━━━ Records supplied ━━━

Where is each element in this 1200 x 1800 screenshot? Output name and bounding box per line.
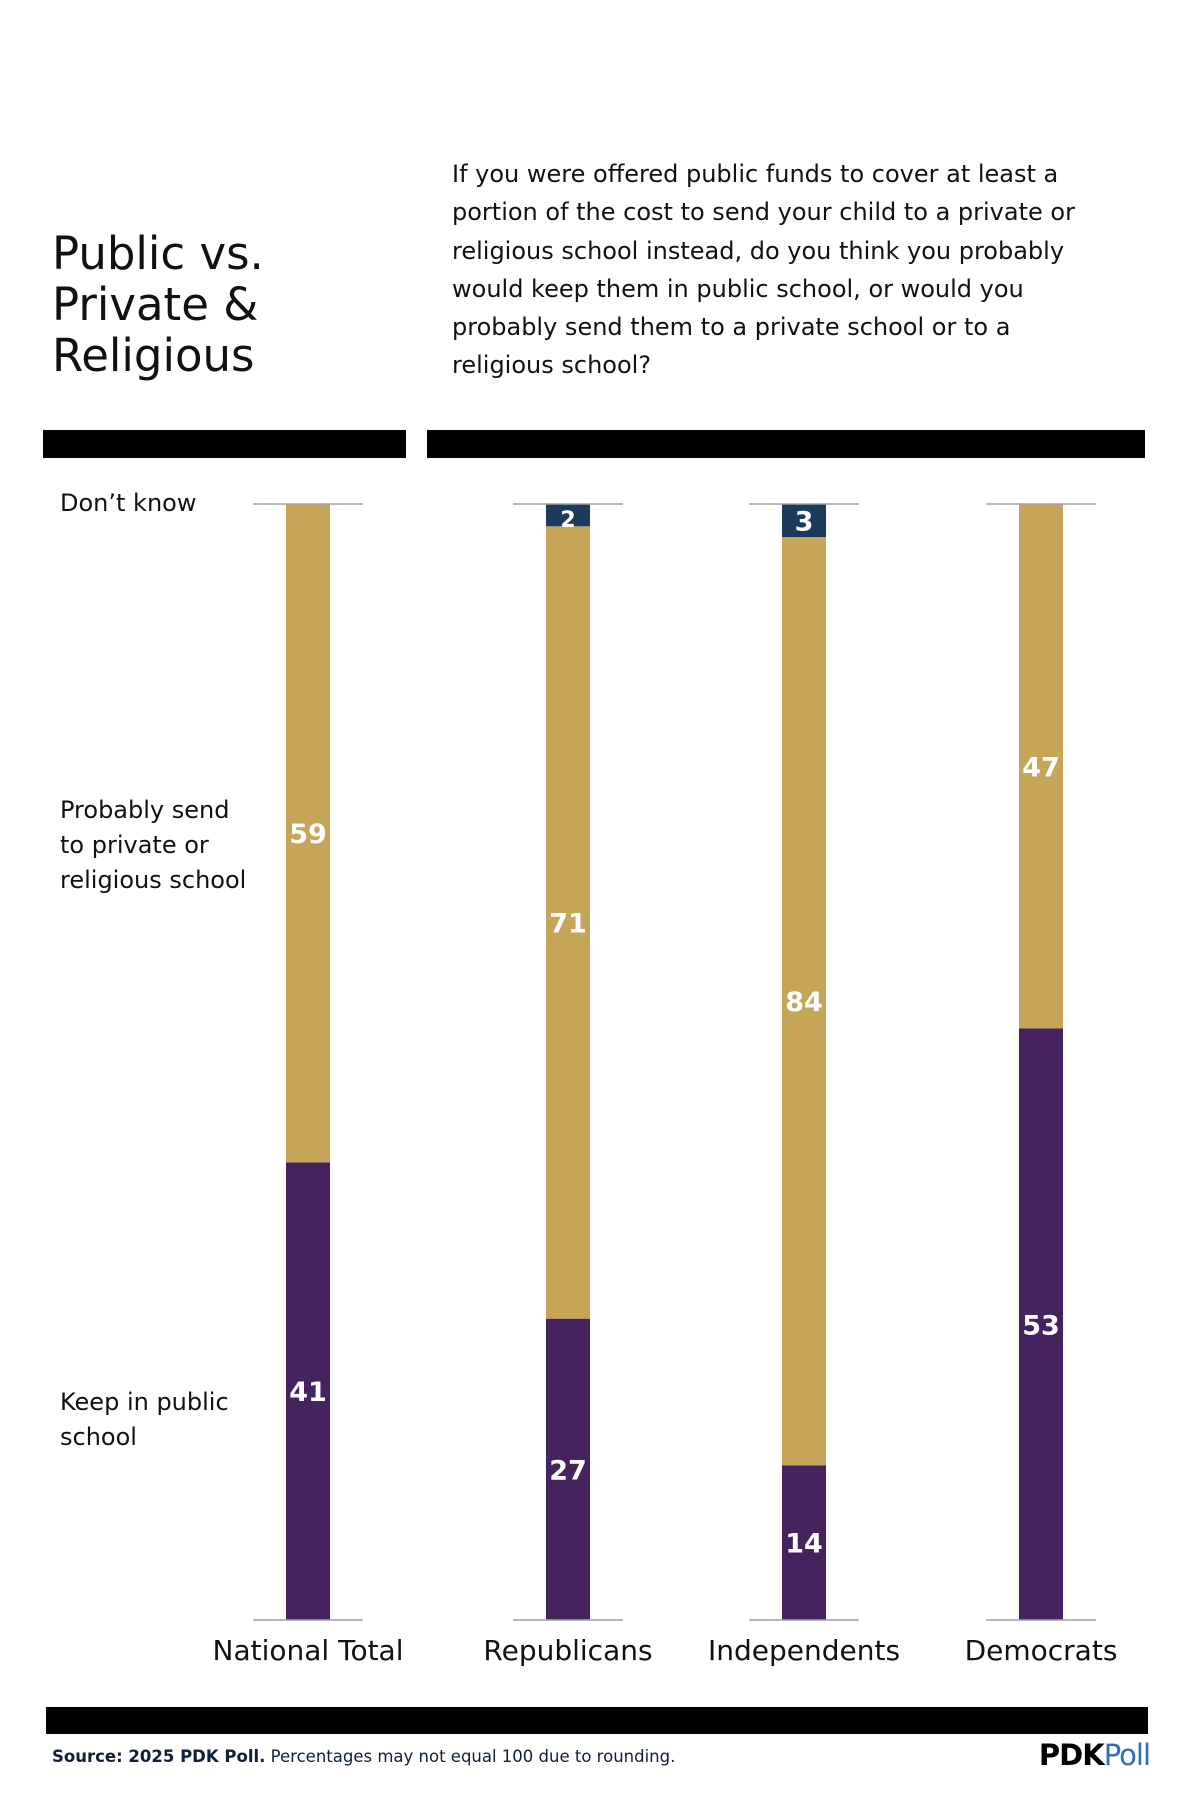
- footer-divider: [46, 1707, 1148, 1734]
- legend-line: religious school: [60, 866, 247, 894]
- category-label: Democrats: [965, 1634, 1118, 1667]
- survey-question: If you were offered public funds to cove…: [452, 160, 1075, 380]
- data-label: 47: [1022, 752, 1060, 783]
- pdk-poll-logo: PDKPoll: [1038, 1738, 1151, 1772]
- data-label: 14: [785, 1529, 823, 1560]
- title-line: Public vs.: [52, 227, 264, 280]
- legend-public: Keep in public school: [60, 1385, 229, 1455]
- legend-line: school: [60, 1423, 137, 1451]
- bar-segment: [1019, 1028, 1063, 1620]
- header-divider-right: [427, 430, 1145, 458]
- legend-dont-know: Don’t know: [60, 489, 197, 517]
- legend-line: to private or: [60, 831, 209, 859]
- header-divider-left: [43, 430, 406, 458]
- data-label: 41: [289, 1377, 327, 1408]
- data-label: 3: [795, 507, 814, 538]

━━━

**Exercise requirements**
Gather every line in the records above that contains the string "label".

**Answer to the exercise**
- category-label: Democrats: [965, 1634, 1118, 1667]
- data-label: 47: [1022, 752, 1060, 783]
- data-label: 14: [785, 1529, 823, 1560]
- data-label: 41: [289, 1377, 327, 1408]
- data-label: 3: [795, 507, 814, 538]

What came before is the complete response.